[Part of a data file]
┌──

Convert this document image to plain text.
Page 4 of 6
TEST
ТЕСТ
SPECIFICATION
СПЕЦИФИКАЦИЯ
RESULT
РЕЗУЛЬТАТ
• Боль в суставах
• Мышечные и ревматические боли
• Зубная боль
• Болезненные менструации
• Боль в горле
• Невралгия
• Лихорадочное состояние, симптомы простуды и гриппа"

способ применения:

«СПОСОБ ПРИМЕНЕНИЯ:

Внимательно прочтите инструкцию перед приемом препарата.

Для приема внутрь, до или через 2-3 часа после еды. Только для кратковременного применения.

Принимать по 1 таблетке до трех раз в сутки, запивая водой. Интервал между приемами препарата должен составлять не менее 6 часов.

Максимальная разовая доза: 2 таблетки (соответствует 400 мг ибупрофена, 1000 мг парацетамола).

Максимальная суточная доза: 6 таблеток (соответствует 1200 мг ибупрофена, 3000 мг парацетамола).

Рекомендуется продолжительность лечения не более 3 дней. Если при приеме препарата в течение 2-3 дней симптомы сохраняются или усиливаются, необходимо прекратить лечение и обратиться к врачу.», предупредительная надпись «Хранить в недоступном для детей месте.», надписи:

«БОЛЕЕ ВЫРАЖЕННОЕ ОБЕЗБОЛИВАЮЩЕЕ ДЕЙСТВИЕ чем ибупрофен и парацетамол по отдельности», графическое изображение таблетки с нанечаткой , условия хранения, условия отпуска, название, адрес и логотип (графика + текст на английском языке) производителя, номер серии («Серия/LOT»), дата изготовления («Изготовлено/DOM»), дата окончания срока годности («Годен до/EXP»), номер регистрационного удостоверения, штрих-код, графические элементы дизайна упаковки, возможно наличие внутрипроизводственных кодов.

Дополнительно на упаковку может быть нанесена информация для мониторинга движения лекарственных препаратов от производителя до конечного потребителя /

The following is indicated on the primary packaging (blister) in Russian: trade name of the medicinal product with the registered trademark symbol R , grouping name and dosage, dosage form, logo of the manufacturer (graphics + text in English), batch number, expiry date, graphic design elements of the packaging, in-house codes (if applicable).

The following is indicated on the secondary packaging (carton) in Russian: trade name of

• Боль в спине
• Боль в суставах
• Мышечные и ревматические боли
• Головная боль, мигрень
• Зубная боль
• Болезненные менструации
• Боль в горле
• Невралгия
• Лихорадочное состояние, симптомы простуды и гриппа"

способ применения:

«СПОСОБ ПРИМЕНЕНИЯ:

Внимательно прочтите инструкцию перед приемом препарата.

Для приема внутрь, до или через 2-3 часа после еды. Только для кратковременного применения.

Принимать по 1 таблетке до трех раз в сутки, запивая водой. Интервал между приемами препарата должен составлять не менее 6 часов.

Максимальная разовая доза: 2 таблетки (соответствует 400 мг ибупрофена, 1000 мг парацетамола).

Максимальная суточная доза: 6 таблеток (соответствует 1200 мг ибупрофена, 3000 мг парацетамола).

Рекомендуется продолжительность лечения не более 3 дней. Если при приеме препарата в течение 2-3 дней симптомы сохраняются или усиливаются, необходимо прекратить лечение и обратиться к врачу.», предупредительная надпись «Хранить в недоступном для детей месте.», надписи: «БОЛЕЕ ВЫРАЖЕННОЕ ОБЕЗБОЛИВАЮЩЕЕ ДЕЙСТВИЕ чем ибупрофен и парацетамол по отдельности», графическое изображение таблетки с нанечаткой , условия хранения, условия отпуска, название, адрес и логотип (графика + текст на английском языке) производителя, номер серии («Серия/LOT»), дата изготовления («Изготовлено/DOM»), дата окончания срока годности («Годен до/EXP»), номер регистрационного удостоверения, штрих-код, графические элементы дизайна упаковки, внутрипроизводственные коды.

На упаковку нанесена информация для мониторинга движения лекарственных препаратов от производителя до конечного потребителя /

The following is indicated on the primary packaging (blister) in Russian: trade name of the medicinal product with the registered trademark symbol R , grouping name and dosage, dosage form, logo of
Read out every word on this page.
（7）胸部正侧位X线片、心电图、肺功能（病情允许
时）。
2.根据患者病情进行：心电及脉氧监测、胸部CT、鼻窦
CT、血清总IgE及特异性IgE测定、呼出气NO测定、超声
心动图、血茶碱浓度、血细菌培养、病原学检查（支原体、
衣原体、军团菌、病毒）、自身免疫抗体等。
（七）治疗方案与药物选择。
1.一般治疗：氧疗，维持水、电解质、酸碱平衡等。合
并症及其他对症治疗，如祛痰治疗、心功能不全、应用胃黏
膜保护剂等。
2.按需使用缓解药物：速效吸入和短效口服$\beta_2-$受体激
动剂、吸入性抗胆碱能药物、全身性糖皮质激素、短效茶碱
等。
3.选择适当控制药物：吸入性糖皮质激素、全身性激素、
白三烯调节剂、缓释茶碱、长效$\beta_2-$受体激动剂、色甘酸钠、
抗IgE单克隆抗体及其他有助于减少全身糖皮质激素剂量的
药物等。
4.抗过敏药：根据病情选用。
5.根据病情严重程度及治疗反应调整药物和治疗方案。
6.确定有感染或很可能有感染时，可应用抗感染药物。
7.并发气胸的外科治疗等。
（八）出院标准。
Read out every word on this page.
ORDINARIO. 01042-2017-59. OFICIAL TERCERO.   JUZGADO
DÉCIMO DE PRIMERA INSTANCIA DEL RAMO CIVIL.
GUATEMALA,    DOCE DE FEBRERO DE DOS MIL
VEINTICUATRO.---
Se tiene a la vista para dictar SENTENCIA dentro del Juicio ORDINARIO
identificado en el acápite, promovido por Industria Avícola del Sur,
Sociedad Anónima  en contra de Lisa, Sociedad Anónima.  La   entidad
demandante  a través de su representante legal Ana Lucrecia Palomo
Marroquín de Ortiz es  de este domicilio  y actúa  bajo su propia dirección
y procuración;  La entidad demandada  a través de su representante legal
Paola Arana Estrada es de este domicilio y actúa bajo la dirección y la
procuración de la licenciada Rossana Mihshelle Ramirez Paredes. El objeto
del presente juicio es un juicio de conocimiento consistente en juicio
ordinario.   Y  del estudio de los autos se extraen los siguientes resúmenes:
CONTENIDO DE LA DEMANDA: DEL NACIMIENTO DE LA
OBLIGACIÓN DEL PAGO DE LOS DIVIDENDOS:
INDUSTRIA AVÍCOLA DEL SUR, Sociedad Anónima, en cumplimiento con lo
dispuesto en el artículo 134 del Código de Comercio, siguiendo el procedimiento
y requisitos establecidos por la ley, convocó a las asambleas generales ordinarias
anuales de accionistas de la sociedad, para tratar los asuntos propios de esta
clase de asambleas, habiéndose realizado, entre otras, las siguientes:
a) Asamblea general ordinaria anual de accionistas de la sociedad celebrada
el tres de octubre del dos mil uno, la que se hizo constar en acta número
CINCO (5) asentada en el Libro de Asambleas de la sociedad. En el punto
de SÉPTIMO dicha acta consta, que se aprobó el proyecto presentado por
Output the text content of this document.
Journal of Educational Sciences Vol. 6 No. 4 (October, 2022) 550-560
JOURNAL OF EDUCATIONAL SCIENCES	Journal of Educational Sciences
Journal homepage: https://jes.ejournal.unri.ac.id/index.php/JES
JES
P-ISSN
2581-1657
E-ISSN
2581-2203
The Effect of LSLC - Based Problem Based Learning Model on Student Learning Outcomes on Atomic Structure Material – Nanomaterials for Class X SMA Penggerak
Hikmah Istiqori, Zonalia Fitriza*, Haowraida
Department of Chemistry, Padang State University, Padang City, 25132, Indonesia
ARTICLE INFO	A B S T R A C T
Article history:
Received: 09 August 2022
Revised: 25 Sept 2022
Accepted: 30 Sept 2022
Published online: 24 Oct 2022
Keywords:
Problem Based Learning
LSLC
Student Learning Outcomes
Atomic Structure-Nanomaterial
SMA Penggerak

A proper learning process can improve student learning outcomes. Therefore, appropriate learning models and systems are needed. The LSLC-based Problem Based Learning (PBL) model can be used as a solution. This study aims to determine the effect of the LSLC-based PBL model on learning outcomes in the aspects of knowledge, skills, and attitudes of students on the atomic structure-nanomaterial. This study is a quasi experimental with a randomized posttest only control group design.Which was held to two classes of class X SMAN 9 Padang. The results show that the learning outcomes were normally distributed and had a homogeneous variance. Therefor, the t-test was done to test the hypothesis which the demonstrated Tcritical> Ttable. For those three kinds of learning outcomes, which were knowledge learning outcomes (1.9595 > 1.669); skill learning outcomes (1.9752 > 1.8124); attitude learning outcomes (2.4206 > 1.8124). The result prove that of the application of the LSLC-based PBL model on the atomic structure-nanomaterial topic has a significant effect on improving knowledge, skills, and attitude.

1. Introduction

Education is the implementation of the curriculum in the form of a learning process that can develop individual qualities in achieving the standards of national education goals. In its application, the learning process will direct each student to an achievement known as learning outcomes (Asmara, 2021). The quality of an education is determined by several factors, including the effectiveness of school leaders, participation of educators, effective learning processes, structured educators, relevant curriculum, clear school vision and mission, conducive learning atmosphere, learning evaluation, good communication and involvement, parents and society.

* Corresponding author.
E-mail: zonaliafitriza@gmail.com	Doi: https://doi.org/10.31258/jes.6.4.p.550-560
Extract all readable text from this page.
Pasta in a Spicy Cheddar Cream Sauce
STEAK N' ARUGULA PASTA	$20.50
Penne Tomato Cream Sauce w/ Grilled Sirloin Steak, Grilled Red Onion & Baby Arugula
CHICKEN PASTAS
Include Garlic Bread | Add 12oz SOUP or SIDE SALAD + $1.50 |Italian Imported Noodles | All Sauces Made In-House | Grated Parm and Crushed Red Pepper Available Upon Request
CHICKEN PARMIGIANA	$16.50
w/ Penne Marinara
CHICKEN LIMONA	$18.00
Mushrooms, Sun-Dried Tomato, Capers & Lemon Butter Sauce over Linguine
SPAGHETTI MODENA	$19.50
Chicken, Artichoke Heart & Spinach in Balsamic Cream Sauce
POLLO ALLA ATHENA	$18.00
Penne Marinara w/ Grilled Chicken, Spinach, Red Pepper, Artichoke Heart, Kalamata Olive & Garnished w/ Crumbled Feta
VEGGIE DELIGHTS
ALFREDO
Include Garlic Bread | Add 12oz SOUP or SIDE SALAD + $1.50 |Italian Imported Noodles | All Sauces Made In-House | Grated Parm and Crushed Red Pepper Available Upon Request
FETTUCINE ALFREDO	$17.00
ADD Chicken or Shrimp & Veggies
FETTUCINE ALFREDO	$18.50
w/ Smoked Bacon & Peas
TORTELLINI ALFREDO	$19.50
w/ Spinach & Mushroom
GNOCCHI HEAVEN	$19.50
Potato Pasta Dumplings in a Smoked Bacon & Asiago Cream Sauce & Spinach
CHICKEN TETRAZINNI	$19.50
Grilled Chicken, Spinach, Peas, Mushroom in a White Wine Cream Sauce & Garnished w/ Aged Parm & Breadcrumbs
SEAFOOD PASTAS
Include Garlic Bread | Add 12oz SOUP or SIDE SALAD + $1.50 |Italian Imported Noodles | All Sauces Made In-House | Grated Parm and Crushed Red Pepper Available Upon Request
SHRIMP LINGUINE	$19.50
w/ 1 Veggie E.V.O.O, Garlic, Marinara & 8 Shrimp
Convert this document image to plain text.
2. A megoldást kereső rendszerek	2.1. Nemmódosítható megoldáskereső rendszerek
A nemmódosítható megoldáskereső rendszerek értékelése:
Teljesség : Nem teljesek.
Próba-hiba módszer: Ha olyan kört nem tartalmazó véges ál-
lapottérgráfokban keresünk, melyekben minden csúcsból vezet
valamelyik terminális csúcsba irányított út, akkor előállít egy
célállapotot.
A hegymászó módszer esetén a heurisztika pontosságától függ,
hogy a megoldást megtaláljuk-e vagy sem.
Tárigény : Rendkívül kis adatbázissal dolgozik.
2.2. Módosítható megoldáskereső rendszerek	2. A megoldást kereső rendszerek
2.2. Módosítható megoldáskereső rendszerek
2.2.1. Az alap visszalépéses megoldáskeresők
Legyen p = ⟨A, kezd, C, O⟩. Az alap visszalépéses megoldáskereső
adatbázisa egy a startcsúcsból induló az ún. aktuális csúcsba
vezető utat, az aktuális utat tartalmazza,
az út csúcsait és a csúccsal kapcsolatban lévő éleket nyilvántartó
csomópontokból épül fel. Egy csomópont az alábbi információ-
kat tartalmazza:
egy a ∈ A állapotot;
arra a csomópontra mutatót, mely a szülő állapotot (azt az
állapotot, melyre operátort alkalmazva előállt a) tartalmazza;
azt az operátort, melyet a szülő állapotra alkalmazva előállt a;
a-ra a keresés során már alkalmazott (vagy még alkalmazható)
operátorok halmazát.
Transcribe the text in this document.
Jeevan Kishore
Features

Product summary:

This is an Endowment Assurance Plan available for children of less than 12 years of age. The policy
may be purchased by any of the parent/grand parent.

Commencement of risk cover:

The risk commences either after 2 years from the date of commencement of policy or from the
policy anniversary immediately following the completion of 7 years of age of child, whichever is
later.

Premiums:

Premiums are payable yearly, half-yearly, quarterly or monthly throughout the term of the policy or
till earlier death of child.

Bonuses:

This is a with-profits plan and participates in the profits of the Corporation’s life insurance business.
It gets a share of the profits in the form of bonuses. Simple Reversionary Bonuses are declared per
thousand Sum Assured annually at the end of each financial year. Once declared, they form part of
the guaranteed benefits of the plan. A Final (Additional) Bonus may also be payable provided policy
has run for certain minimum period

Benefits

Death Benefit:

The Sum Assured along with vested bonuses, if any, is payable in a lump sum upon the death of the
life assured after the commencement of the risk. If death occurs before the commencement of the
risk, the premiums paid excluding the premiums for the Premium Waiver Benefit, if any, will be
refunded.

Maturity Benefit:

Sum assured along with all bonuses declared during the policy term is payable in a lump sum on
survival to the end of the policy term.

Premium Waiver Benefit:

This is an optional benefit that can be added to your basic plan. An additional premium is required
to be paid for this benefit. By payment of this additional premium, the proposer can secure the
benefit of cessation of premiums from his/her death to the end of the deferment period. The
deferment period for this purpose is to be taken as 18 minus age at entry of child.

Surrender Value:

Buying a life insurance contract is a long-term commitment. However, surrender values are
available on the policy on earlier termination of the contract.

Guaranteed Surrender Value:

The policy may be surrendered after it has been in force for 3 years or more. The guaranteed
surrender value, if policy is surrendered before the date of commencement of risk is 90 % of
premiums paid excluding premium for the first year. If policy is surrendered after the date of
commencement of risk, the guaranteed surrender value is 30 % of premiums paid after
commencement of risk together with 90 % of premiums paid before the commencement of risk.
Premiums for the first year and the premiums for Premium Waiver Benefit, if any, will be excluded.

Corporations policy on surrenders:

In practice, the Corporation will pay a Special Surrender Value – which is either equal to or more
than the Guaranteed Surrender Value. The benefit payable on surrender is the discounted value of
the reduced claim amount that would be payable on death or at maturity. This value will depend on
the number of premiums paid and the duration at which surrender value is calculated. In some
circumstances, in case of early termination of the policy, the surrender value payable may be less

└──

Task directions:
Give a single number: the count of lines above that include the word "following".

Response:
4